Problem requirements: State how many lines hold the string "Kritéria". Give the number and nothing else.

Provided entries:
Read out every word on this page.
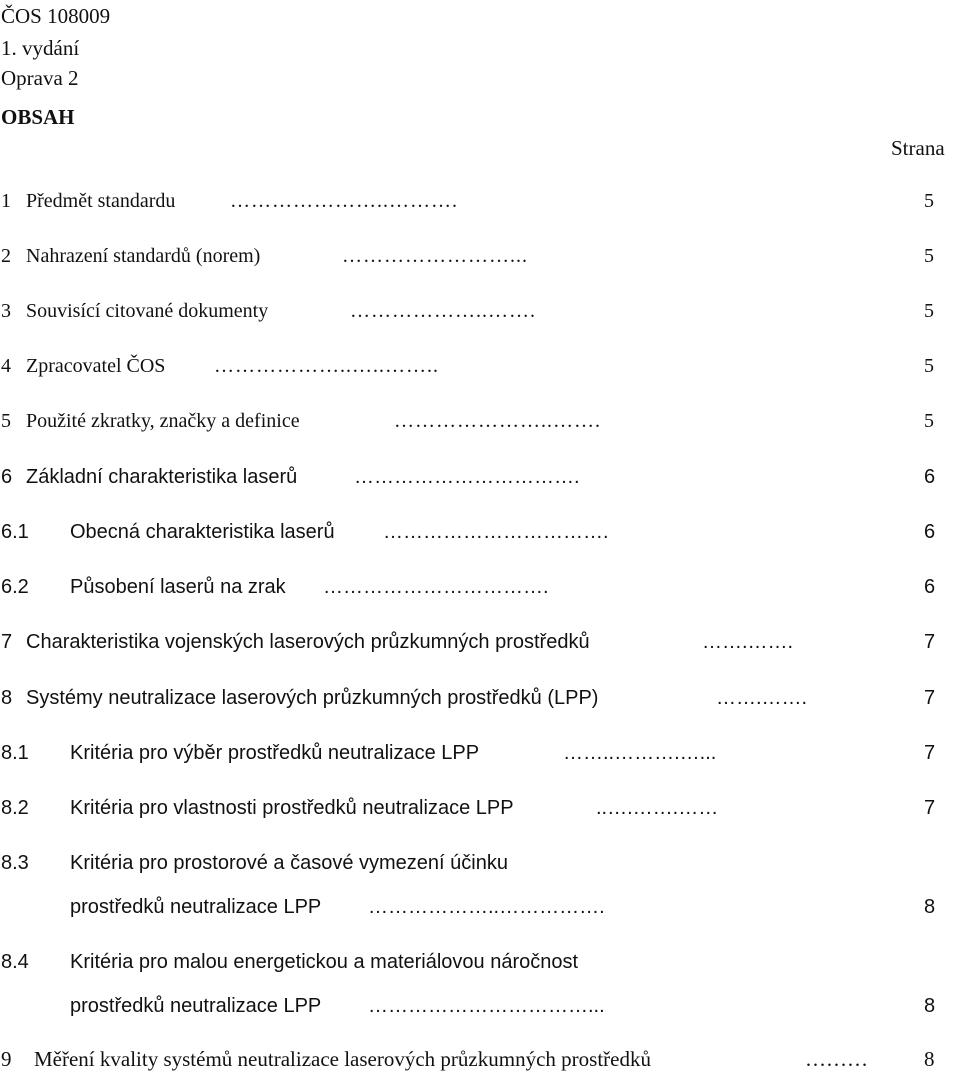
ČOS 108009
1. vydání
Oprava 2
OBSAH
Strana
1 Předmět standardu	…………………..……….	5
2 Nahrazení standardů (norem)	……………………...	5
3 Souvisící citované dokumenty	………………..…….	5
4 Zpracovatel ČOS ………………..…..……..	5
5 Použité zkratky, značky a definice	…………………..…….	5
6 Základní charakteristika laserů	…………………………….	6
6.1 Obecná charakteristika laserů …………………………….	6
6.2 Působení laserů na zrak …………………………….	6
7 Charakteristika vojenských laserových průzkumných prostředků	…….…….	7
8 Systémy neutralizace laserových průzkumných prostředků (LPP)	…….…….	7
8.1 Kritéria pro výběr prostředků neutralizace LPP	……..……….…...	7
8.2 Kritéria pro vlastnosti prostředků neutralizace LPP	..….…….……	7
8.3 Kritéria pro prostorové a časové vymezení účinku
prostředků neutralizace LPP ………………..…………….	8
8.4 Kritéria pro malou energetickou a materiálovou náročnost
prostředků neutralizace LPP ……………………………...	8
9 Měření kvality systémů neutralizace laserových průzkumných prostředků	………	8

Result of the task: 4